Tuesday, March 3, 2009

How Do You Write a Song?

Do the lyrics come first? Or the music? How long does it take you?

These are questions I do not know how to answer. It can not be explained, in my opinion. The way I cannot explain how I feel after seeing the sunrise over the ocean. Often it takes weeks, months, years to finish a song. However, after I post this I will head to a writing "appointment" with another writer where we will probably start and finish a song in 4 hours. This is one way to write. But even there, even in the fast food of songwriting, my best moments are when I dive in, when I commit, when I give. I do think that the best songs are written exactly as Annie Dillard explains here in her book "The Writing Life". I have never heard it explained quite this way.

▶ _DATA PROVIDED_
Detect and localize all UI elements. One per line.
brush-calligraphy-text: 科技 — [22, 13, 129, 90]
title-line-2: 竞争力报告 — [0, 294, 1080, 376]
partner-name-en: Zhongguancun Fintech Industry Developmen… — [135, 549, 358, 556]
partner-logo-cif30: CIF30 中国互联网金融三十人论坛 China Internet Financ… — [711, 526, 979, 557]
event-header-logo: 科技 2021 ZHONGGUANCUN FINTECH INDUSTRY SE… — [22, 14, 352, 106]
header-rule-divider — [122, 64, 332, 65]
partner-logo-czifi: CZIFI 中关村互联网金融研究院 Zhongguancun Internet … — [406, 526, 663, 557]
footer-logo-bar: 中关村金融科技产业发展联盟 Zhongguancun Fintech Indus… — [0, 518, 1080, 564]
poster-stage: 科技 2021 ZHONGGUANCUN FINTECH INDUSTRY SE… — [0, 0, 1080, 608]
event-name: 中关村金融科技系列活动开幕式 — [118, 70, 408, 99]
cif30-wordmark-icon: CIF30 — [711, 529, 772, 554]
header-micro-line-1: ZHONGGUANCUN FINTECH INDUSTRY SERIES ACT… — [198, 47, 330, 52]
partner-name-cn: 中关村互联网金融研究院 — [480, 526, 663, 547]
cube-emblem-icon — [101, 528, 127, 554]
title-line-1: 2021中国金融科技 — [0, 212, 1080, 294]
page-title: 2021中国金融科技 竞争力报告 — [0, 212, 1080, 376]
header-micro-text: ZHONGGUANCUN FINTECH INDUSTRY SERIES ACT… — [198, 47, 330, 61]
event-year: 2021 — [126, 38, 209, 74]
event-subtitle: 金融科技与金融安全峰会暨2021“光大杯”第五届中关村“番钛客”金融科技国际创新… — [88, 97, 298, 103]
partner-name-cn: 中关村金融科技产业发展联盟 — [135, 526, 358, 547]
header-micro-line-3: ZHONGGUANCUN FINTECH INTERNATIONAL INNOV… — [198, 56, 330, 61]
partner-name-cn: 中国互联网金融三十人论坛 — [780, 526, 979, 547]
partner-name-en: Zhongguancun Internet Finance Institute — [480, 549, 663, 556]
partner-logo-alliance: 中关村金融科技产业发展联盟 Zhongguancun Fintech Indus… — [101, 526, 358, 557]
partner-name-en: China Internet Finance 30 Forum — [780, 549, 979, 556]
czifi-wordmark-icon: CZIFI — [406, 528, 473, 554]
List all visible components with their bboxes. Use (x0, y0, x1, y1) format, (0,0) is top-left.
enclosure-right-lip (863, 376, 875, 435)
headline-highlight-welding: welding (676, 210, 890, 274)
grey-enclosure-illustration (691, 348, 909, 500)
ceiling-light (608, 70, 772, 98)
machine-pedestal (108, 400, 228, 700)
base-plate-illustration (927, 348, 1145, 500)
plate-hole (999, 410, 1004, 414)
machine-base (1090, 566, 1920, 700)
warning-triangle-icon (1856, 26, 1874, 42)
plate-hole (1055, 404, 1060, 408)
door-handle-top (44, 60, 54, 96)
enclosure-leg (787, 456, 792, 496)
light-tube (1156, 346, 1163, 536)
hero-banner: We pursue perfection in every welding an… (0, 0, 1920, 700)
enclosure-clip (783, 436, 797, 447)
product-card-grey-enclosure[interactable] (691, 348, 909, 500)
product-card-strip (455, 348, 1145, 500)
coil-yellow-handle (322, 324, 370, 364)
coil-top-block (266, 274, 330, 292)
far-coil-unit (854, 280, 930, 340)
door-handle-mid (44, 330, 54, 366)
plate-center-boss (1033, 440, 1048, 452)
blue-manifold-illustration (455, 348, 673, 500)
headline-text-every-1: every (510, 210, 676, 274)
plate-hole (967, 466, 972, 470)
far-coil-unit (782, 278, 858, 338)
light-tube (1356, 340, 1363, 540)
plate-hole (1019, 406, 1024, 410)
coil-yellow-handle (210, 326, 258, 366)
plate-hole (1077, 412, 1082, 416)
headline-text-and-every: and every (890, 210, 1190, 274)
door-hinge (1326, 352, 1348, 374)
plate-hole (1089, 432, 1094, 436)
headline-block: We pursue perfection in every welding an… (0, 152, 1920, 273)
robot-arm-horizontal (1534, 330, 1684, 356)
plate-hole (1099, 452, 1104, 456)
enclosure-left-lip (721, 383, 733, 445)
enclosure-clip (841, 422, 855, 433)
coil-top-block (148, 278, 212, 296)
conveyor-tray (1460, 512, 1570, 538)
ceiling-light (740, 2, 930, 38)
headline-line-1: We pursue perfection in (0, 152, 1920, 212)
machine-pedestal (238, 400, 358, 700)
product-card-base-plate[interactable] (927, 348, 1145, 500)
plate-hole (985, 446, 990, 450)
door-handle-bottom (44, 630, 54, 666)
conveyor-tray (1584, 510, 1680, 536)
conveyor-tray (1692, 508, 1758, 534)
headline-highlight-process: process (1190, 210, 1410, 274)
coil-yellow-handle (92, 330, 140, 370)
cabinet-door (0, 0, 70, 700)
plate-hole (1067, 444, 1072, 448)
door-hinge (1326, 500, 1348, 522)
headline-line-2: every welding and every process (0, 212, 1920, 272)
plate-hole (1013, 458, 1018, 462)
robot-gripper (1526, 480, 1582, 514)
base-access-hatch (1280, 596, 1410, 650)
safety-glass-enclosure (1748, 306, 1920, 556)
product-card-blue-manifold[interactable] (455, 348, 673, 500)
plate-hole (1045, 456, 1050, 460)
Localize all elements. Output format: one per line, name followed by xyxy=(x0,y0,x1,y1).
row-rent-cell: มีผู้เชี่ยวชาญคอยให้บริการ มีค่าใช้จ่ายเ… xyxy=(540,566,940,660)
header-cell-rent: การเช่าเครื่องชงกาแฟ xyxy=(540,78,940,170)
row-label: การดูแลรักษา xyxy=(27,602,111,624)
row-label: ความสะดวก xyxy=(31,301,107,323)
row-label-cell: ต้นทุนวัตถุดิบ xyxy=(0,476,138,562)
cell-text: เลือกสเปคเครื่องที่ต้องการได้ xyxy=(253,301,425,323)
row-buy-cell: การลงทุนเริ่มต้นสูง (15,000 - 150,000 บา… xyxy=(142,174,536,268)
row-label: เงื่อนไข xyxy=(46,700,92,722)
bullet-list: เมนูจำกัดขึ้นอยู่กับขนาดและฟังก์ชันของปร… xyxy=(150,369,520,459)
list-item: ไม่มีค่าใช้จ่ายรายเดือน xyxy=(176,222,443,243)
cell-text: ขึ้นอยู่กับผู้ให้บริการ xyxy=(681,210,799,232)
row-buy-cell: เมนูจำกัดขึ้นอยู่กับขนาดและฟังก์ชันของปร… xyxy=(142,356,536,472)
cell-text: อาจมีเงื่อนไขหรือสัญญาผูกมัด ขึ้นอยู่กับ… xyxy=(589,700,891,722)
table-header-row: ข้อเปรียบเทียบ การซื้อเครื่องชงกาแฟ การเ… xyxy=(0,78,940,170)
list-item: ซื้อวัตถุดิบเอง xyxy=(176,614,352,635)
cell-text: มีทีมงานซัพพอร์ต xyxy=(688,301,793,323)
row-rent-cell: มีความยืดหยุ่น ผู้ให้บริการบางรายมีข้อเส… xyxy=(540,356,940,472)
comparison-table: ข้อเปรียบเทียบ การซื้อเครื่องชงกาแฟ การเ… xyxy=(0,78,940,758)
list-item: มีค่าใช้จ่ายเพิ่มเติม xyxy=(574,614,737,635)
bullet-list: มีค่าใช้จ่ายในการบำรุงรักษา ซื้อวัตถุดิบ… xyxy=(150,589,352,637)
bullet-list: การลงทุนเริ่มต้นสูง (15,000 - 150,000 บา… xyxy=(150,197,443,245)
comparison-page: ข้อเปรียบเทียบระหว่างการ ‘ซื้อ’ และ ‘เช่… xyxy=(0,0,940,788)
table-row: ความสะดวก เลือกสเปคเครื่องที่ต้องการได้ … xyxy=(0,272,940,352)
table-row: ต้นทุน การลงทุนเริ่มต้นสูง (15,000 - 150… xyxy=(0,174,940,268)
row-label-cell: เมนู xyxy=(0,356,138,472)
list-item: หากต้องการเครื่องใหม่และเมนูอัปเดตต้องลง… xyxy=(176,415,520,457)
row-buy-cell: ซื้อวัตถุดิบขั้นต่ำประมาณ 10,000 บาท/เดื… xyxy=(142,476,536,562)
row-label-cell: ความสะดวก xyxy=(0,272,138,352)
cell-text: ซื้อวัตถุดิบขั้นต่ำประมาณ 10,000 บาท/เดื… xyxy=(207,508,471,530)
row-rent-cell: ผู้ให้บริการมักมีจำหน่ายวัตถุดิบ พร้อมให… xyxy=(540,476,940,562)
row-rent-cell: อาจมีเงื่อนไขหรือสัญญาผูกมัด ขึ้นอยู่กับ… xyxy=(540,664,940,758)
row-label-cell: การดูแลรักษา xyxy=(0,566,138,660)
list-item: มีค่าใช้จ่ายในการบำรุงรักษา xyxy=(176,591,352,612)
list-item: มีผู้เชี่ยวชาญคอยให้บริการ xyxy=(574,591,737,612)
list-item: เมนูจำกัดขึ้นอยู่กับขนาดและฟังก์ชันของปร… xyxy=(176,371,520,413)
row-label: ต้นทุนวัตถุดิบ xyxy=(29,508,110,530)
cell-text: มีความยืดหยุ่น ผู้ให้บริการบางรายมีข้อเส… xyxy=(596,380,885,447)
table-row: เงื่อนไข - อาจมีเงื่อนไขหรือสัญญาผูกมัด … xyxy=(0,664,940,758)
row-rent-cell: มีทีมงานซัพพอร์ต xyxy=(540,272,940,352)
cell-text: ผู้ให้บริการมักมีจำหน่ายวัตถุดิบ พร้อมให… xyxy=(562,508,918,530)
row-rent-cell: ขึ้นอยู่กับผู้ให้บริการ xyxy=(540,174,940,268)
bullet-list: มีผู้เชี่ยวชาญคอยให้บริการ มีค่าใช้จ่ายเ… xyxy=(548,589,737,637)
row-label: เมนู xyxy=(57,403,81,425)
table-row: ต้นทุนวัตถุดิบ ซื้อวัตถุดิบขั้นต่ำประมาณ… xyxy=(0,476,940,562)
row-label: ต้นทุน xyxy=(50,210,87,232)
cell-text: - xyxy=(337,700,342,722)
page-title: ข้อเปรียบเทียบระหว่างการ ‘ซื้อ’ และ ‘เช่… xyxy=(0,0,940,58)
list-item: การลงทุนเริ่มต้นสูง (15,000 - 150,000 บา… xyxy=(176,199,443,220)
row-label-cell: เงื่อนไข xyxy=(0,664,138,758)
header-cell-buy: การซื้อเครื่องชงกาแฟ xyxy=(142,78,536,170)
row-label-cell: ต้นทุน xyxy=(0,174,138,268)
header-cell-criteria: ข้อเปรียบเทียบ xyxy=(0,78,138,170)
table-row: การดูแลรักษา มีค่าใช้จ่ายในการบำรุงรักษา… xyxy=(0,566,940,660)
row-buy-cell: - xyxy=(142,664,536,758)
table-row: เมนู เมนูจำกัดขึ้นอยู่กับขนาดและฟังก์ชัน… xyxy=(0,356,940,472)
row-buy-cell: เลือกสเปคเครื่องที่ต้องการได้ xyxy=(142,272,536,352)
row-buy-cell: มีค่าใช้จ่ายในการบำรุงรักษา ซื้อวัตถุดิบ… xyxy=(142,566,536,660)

▶ _WHAT IS BEING ASKED_
Continue the blog post about how songs get written, picking up after its final sentence.

▶ _TASK RESULT_
This, my friends, is how you write a song:

To find a honey tree, first to catch a bee. Catch a bee when its legs are heavy with pollen; then it is ready for home. It is simply enough to catch a bee on a flower: hold a cup or glass above the bee, and when it flies up, cap the cup with a piece of cardboard. Carry the bee to a nearby open spot-best an elevated one- release it, and watch where it goes. Keep your eyes on it as long as you can see it, and hie you to that las known place. Wait there until you see another bee; catch it, release it, and watch. Bee after bee will lead toward the honey tree, until you see the final bee enter the tree. Thoreau describes this process in his journals. So a book leads its writer.

You may wonder how you start, how you catch the first one? What do you use for bait?

You have no choice. One bad winter in the Arctic, and not too long ago, an Algonquin woman and her baby were left alone after everyone else in their winter camp had starved. Ernest Thompson Seton tells it. The woman walked from the camp where everyone had died, and found at a lake a cache. the cache contained one small fishhook. It was simple to rig a line, but she had no bait, and no hope of bait. The baby cried. She took a knife and cut a strip from her own thigh. She fished with the worm of her own flesh and caught a jackfish; she fed the child and herself. OF course she saved the fist gut for bait. She lived alone at the lake, on fish, until spring, when she walked out again and found people. Seton's informant had seen the scar on her thigh.

4 comments:

PhilB said...

I love it! What a wonderful analogy. Thank you for posting this.

Best of luck,

Phil

timseley said...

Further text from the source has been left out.